══ DATASET EXTRACT

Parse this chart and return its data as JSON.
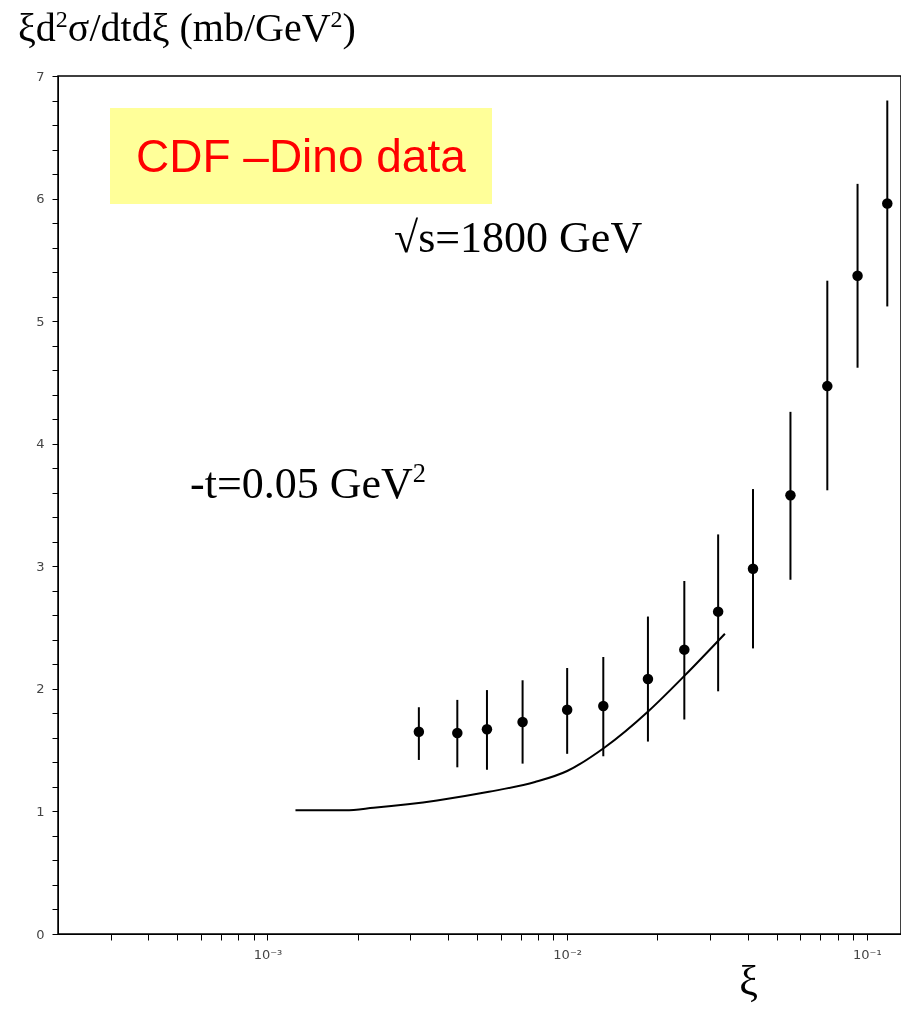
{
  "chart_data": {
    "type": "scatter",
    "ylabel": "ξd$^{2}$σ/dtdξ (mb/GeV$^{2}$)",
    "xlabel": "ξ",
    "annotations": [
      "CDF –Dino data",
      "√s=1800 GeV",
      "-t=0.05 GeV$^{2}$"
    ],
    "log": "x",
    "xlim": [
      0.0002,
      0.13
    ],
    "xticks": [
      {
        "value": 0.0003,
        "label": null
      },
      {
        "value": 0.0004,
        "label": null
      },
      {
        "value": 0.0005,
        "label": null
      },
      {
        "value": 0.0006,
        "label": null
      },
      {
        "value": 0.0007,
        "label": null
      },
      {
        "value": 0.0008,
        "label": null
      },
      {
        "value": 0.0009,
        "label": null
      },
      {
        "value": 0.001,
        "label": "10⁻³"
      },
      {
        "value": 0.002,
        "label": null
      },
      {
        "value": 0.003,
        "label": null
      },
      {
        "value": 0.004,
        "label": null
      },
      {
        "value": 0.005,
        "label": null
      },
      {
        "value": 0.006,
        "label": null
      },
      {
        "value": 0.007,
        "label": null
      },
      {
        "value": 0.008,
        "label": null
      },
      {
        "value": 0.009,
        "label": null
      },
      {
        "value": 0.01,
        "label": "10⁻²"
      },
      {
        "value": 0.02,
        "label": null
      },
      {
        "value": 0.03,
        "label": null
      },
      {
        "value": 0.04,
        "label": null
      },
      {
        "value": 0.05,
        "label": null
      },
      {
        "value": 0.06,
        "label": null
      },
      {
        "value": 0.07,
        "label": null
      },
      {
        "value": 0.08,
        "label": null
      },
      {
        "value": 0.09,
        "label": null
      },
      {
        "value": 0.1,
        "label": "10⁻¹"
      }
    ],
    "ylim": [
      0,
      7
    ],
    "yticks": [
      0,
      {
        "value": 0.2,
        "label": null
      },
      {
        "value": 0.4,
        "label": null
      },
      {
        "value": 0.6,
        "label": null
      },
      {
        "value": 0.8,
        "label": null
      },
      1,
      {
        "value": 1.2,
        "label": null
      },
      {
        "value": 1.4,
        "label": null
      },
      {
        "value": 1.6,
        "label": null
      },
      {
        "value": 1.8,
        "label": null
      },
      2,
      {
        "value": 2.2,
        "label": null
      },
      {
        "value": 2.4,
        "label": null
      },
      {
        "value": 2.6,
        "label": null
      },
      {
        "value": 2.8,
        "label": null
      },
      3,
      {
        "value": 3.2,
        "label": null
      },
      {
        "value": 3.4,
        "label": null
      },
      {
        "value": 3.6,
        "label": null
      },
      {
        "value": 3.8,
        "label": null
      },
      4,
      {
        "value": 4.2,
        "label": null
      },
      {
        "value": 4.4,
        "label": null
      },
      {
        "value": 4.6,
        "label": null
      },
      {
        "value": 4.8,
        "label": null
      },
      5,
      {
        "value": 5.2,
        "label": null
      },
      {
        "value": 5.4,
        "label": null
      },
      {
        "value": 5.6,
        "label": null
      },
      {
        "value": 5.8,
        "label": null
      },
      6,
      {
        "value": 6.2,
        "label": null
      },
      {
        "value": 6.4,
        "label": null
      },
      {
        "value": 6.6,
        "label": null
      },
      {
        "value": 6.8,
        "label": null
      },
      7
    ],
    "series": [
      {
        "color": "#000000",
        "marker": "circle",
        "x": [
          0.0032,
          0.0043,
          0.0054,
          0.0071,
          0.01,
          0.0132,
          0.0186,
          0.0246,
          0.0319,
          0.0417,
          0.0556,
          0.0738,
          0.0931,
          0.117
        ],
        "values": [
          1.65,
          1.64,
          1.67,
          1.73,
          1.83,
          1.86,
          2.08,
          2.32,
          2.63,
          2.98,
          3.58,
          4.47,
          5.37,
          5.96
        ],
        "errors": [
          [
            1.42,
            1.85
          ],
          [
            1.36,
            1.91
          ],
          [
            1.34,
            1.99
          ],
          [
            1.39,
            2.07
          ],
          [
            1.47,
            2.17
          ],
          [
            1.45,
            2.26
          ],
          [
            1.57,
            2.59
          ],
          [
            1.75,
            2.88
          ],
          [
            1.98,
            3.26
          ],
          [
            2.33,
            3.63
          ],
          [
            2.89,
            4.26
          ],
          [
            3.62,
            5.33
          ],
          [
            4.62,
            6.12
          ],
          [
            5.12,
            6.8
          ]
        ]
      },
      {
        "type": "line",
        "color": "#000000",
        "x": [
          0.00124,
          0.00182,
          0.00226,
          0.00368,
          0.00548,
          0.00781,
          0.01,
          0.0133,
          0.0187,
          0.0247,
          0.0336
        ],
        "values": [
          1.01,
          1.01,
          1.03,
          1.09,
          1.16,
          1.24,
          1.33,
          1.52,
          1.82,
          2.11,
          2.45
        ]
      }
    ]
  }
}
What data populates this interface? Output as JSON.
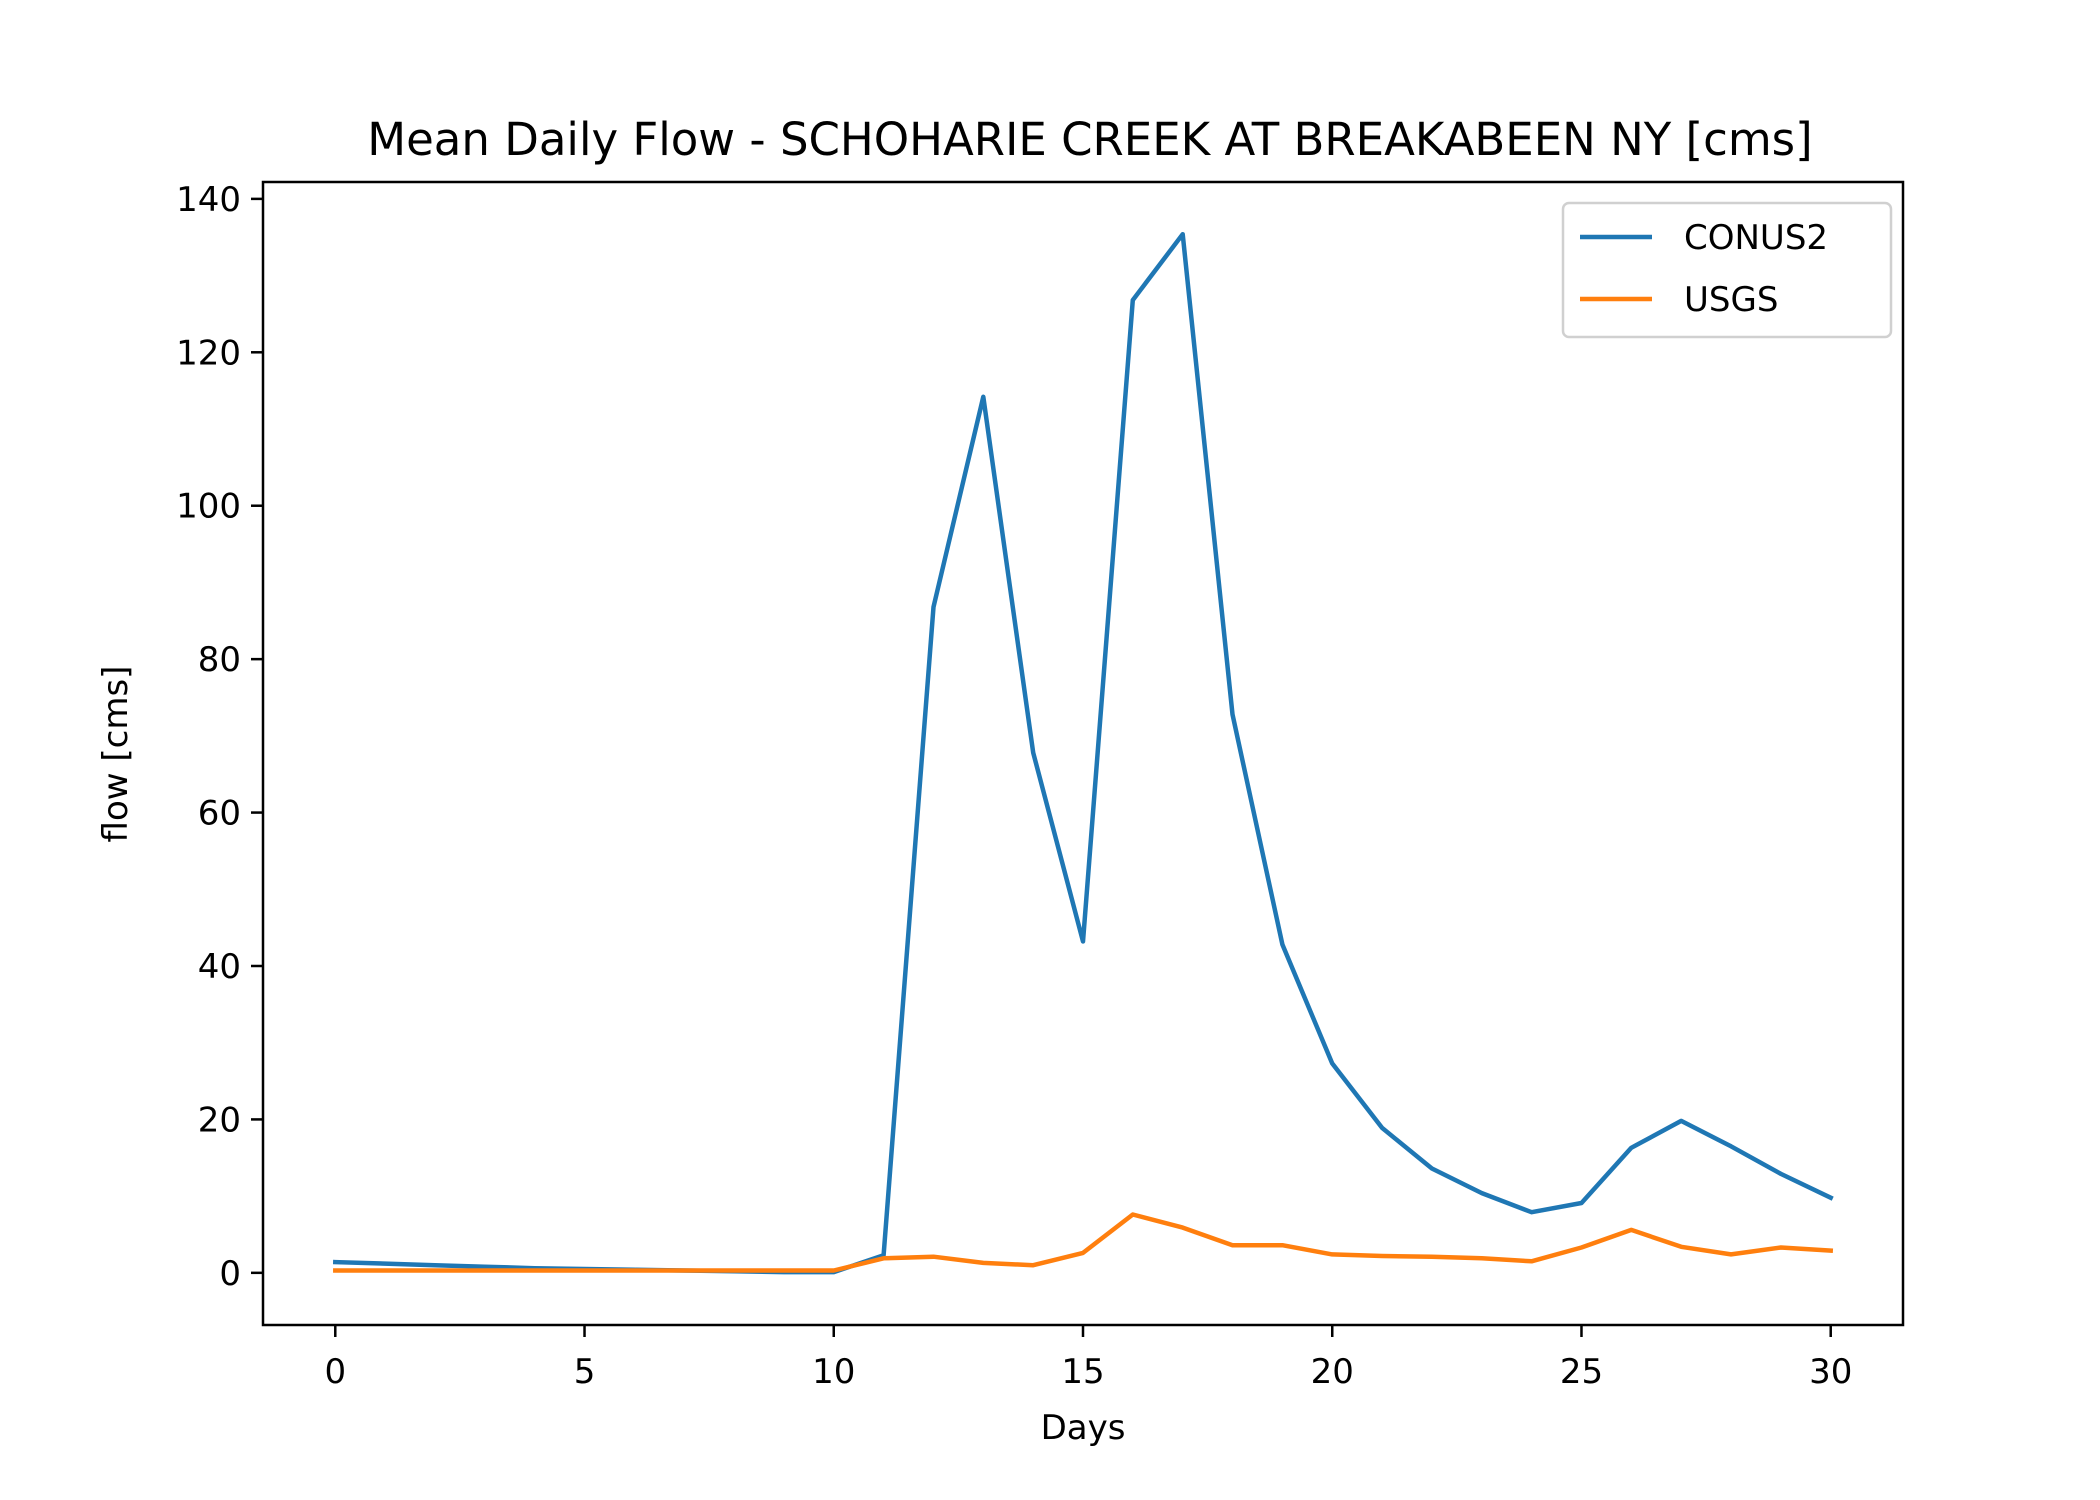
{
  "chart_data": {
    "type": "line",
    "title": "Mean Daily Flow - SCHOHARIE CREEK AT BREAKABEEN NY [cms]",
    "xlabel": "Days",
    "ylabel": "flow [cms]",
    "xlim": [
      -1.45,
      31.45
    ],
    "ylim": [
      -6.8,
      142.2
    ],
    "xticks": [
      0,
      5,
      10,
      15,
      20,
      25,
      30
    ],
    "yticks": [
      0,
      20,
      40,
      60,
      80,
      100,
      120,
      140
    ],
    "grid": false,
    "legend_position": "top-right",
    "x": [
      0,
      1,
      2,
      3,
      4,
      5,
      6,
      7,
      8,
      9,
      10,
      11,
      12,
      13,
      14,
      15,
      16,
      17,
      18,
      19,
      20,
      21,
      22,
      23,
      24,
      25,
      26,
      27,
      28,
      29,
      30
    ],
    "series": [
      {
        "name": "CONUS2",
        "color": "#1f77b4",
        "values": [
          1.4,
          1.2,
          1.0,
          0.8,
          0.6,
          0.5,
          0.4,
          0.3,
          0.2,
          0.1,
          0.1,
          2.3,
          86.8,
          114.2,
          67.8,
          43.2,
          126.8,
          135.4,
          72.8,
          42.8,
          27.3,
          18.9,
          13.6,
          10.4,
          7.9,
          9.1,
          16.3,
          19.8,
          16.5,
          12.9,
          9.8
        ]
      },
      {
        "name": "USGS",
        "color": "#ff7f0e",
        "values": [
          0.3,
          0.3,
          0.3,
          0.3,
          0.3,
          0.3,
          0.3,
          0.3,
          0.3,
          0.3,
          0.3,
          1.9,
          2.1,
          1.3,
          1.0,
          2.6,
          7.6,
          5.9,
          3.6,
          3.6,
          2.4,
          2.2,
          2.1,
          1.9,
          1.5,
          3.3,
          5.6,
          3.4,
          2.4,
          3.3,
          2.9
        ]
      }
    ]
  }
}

════

— EXERCISE TASK —
Without including any pictures, print all of the material exactly as given.

— WORKED SOLUTION —
Parse this chart and return its data as JSON.
{
  "chart_data": {
    "type": "scatter",
    "ylabel": "ξd$^{2}$σ/dtdξ (mb/GeV$^{2}$)",
    "xlabel": "ξ",
    "annotations": [
      "CDF –Dino data",
      "√s=1800 GeV",
      "-t=0.05 GeV$^{2}$"
    ],
    "log": "x",
    "xlim": [
      0.0002,
      0.13
    ],
    "xticks": [
      {
        "value": 0.0003,
        "label": null
      },
      {
        "value": 0.0004,
        "label": null
      },
      {
        "value": 0.0005,
        "label": null
      },
      {
        "value": 0.0006,
        "label": null
      },
      {
        "value": 0.0007,
        "label": null
      },
      {
        "value": 0.0008,
        "label": null
      },
      {
        "value": 0.0009,
        "label": null
      },
      {
        "value": 0.001,
        "label": "10⁻³"
      },
      {
        "value": 0.002,
        "label": null
      },
      {
        "value": 0.003,
        "label": null
      },
      {
        "value": 0.004,
        "label": null
      },
      {
        "value": 0.005,
        "label": null
      },
      {
        "value": 0.006,
        "label": null
      },
      {
        "value": 0.007,
        "label": null
      },
      {
        "value": 0.008,
        "label": null
      },
      {
        "value": 0.009,
        "label": null
      },
      {
        "value": 0.01,
        "label": "10⁻²"
      },
      {
        "value": 0.02,
        "label": null
      },
      {
        "value": 0.03,
        "label": null
      },
      {
        "value": 0.04,
        "label": null
      },
      {
        "value": 0.05,
        "label": null
      },
      {
        "value": 0.06,
        "label": null
      },
      {
        "value": 0.07,
        "label": null
      },
      {
        "value": 0.08,
        "label": null
      },
      {
        "value": 0.09,
        "label": null
      },
      {
        "value": 0.1,
        "label": "10⁻¹"
      }
    ],
    "ylim": [
      0,
      7
    ],
    "yticks": [
      0,
      {
        "value": 0.2,
        "label": null
      },
      {
        "value": 0.4,
        "label": null
      },
      {
        "value": 0.6,
        "label": null
      },
      {
        "value": 0.8,
        "label": null
      },
      1,
      {
        "value": 1.2,
        "label": null
      },
      {
        "value": 1.4,
        "label": null
      },
      {
        "value": 1.6,
        "label": null
      },
      {
        "value": 1.8,
        "label": null
      },
      2,
      {
        "value": 2.2,
        "label": null
      },
      {
        "value": 2.4,
        "label": null
      },
      {
        "value": 2.6,
        "label": null
      },
      {
        "value": 2.8,
        "label": null
      },
      3,
      {
        "value": 3.2,
        "label": null
      },
      {
        "value": 3.4,
        "label": null
      },
      {
        "value": 3.6,
        "label": null
      },
      {
        "value": 3.8,
        "label": null
      },
      4,
      {
        "value": 4.2,
        "label": null
      },
      {
        "value": 4.4,
        "label": null
      },
      {
        "value": 4.6,
        "label": null
      },
      {
        "value": 4.8,
        "label": null
      },
      5,
      {
        "value": 5.2,
        "label": null
      },
      {
        "value": 5.4,
        "label": null
      },
      {
        "value": 5.6,
        "label": null
      },
      {
        "value": 5.8,
        "label": null
      },
      6,
      {
        "value": 6.2,
        "label": null
      },
      {
        "value": 6.4,
        "label": null
      },
      {
        "value": 6.6,
        "label": null
      },
      {
        "value": 6.8,
        "label": null
      },
      7
    ],
    "series": [
      {
        "color": "#000000",
        "marker": "circle",
        "x": [
          0.0032,
          0.0043,
          0.0054,
          0.0071,
          0.01,
          0.0132,
          0.0186,
          0.0246,
          0.0319,
          0.0417,
          0.0556,
          0.0738,
          0.0931,
          0.117
        ],
        "values": [
          1.65,
          1.64,
          1.67,
          1.73,
          1.83,
          1.86,
          2.08,
          2.32,
          2.63,
          2.98,
          3.58,
          4.47,
          5.37,
          5.96
        ],
        "errors": [
          [
            1.42,
            1.85
          ],
          [
            1.36,
            1.91
          ],
          [
            1.34,
            1.99
          ],
          [
            1.39,
            2.07
          ],
          [
            1.47,
            2.17
          ],
          [
            1.45,
            2.26
          ],
          [
            1.57,
            2.59
          ],
          [
            1.75,
            2.88
          ],
          [
            1.98,
            3.26
          ],
          [
            2.33,
            3.63
          ],
          [
            2.89,
            4.26
          ],
          [
            3.62,
            5.33
          ],
          [
            4.62,
            6.12
          ],
          [
            5.12,
            6.8
          ]
        ]
      },
      {
        "type": "line",
        "color": "#000000",
        "x": [
          0.00124,
          0.00182,
          0.00226,
          0.00368,
          0.00548,
          0.00781,
          0.01,
          0.0133,
          0.0187,
          0.0247,
          0.0336
        ],
        "values": [
          1.01,
          1.01,
          1.03,
          1.09,
          1.16,
          1.24,
          1.33,
          1.52,
          1.82,
          2.11,
          2.45
        ]
      }
    ]
  }
}
What data populates this interface? Output as JSON.
{
  "chart_data": {
    "type": "line",
    "title": "Mean Daily Flow - SCHOHARIE CREEK AT BREAKABEEN NY [cms]",
    "xlabel": "Days",
    "ylabel": "flow [cms]",
    "xlim": [
      -1.45,
      31.45
    ],
    "ylim": [
      -6.8,
      142.2
    ],
    "xticks": [
      0,
      5,
      10,
      15,
      20,
      25,
      30
    ],
    "yticks": [
      0,
      20,
      40,
      60,
      80,
      100,
      120,
      140
    ],
    "grid": false,
    "legend_position": "top-right",
    "x": [
      0,
      1,
      2,
      3,
      4,
      5,
      6,
      7,
      8,
      9,
      10,
      11,
      12,
      13,
      14,
      15,
      16,
      17,
      18,
      19,
      20,
      21,
      22,
      23,
      24,
      25,
      26,
      27,
      28,
      29,
      30
    ],
    "series": [
      {
        "name": "CONUS2",
        "color": "#1f77b4",
        "values": [
          1.4,
          1.2,
          1.0,
          0.8,
          0.6,
          0.5,
          0.4,
          0.3,
          0.2,
          0.1,
          0.1,
          2.3,
          86.8,
          114.2,
          67.8,
          43.2,
          126.8,
          135.4,
          72.8,
          42.8,
          27.3,
          18.9,
          13.6,
          10.4,
          7.9,
          9.1,
          16.3,
          19.8,
          16.5,
          12.9,
          9.8
        ]
      },
      {
        "name": "USGS",
        "color": "#ff7f0e",
        "values": [
          0.3,
          0.3,
          0.3,
          0.3,
          0.3,
          0.3,
          0.3,
          0.3,
          0.3,
          0.3,
          0.3,
          1.9,
          2.1,
          1.3,
          1.0,
          2.6,
          7.6,
          5.9,
          3.6,
          3.6,
          2.4,
          2.2,
          2.1,
          1.9,
          1.5,
          3.3,
          5.6,
          3.4,
          2.4,
          3.3,
          2.9
        ]
      }
    ]
  }
}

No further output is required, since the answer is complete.